__INSTRUCTIONS TO FOLLOW__
Which lines in the material below contain the word "jouluk"? Copy each of them.

-- START OF DATA SHOWN --

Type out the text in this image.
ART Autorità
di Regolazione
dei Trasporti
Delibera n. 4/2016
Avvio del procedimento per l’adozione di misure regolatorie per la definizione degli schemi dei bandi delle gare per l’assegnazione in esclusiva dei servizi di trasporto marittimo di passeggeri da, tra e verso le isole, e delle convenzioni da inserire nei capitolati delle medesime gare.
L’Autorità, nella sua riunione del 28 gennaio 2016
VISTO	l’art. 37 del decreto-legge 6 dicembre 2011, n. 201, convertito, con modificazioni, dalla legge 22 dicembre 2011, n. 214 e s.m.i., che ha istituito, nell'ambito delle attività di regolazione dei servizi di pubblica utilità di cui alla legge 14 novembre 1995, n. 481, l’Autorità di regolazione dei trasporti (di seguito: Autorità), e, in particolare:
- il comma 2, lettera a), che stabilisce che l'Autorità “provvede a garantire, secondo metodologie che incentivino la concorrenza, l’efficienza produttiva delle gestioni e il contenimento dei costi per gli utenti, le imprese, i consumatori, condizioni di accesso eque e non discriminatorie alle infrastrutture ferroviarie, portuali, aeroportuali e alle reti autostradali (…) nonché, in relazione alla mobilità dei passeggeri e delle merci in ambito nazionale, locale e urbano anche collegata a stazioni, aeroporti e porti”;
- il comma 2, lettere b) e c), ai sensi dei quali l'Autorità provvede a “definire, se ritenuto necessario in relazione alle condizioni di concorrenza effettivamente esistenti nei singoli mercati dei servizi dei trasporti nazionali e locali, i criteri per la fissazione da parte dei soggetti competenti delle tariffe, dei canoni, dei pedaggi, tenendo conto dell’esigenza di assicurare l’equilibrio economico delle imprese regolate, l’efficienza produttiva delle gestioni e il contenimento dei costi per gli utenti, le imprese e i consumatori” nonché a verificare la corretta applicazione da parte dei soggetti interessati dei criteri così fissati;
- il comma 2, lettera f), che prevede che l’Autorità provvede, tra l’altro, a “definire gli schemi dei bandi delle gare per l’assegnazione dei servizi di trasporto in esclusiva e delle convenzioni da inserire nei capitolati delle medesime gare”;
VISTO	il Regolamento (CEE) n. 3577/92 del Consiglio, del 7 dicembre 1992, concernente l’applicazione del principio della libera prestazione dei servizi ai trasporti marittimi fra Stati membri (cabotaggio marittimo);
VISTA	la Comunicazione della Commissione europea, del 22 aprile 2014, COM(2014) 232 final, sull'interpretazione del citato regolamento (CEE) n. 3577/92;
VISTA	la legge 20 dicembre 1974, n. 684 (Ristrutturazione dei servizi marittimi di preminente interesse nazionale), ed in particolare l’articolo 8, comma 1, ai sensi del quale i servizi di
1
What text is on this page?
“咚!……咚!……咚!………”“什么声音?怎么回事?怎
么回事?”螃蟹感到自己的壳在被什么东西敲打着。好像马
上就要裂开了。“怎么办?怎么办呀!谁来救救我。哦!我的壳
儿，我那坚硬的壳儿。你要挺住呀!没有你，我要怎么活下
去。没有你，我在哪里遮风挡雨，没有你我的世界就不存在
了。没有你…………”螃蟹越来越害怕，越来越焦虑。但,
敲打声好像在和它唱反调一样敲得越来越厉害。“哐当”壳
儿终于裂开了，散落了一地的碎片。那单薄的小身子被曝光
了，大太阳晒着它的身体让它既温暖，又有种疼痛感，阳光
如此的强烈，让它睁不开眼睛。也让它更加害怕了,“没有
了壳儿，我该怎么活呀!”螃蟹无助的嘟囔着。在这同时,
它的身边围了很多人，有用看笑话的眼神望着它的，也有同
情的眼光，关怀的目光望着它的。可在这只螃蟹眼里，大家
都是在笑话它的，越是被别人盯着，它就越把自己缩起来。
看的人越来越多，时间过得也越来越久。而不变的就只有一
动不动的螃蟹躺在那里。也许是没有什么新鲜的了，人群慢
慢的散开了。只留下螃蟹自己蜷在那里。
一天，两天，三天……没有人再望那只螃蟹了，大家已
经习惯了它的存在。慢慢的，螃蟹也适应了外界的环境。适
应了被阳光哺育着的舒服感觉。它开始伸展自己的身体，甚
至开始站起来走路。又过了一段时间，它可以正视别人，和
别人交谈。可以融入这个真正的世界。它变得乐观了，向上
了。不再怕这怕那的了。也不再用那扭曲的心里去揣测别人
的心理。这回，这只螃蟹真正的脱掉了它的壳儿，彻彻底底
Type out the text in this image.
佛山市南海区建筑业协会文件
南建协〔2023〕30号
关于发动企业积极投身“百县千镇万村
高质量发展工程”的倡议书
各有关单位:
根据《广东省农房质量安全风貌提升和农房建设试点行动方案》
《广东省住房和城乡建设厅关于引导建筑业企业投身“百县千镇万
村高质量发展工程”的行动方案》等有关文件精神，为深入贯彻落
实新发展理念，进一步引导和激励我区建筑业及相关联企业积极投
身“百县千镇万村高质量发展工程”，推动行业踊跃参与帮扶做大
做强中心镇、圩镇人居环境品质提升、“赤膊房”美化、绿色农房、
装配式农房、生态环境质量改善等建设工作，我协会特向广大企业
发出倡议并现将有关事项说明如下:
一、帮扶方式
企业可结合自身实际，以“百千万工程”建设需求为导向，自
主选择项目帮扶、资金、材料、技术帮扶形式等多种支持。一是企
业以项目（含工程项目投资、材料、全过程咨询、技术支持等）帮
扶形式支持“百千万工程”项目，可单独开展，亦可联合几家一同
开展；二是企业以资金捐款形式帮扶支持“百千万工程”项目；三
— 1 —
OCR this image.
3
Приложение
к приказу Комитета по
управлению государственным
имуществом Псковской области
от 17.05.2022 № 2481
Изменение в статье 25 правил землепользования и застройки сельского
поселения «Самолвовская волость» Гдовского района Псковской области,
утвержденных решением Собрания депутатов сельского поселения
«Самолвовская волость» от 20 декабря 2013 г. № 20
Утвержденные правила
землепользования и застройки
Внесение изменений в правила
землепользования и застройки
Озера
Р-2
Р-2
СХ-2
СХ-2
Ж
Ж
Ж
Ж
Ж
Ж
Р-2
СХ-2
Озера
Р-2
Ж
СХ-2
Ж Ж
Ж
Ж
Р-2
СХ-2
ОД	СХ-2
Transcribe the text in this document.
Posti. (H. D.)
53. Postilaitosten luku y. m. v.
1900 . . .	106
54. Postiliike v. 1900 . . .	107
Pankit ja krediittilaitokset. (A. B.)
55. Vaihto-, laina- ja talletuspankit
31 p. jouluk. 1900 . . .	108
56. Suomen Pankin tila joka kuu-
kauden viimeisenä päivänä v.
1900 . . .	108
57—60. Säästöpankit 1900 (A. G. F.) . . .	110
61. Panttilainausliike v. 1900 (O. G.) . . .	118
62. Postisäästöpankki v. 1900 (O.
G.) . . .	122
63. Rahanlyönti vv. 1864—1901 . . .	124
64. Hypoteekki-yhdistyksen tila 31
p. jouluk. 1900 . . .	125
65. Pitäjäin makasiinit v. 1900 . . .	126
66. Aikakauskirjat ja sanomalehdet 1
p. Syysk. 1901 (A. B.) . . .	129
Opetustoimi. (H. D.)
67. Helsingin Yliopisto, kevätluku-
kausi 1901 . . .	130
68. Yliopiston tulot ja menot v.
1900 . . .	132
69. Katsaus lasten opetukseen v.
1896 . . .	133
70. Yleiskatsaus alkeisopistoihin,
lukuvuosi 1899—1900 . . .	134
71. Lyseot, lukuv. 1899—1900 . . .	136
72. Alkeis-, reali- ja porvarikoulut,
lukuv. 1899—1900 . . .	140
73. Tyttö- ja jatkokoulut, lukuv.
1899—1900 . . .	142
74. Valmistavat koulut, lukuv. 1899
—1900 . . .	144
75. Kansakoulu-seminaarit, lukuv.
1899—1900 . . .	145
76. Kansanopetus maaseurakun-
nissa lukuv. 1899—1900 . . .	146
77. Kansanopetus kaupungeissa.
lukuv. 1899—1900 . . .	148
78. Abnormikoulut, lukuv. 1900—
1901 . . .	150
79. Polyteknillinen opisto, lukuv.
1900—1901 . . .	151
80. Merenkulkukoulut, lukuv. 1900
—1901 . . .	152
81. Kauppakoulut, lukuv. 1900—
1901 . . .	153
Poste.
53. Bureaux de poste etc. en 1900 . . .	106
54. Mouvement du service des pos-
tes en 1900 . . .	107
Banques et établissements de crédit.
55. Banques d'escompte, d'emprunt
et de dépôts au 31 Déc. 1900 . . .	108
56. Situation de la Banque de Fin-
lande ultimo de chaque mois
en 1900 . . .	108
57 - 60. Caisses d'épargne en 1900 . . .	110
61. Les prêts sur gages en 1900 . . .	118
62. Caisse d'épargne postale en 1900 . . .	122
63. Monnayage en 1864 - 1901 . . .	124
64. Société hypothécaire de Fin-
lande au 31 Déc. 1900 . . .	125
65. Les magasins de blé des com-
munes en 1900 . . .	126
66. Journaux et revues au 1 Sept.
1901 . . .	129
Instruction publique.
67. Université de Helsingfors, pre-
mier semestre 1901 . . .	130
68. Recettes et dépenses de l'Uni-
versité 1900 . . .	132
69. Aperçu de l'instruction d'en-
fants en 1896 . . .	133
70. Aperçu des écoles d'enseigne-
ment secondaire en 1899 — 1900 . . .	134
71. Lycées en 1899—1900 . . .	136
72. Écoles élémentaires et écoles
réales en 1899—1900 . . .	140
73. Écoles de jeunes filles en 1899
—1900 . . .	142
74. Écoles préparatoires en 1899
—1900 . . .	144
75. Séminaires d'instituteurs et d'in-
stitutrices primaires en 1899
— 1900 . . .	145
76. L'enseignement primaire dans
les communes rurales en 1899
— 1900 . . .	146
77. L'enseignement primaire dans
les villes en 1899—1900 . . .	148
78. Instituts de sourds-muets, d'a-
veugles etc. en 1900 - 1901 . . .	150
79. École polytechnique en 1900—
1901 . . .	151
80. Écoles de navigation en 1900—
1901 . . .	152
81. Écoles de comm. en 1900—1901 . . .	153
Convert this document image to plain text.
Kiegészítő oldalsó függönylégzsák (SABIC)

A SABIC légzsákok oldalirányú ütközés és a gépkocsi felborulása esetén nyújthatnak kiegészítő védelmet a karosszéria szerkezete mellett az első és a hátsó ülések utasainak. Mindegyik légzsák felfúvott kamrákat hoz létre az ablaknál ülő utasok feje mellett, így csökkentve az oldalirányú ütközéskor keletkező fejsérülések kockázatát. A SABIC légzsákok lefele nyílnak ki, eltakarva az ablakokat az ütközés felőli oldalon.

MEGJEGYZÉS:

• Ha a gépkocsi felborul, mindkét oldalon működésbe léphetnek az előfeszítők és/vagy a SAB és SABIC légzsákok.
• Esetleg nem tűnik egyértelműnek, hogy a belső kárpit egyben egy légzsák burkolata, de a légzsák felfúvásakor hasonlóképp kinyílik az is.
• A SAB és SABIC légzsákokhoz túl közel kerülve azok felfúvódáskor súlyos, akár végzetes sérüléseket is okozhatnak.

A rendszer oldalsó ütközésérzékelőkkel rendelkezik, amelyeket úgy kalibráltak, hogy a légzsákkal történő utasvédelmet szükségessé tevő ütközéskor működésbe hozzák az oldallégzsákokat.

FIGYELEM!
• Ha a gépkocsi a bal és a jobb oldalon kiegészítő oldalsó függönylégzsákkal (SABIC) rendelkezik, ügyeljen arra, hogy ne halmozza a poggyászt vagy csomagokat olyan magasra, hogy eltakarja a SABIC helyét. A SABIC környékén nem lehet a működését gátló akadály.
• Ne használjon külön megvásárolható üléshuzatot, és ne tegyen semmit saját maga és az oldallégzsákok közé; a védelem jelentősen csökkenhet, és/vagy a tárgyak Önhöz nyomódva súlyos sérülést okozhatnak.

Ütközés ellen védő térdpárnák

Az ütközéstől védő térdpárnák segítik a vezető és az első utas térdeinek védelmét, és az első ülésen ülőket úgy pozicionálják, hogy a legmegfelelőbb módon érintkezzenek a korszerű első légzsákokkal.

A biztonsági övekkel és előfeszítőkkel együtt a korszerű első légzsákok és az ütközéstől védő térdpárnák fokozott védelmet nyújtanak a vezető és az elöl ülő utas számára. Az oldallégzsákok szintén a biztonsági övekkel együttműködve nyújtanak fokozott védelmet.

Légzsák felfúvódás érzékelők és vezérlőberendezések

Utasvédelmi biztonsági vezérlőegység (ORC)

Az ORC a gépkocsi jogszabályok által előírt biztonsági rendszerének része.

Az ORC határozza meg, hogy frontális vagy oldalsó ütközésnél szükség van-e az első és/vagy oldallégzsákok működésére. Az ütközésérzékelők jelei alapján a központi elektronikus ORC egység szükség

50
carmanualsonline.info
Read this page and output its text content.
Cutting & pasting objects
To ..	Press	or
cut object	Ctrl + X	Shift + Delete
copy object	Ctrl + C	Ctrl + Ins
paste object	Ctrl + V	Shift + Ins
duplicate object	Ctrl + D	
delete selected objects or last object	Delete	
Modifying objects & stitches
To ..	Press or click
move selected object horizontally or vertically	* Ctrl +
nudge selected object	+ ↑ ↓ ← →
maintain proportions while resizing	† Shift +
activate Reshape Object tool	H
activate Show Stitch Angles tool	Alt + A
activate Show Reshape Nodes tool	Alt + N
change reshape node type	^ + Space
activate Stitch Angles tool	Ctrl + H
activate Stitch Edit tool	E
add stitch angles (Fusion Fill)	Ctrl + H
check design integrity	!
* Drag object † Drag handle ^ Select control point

-- END OF DATA SHOWN --

__COMPLETED EXERCISE__
31 p. jouluk. 1900 . . .	108
p. jouluk. 1900 . . .	125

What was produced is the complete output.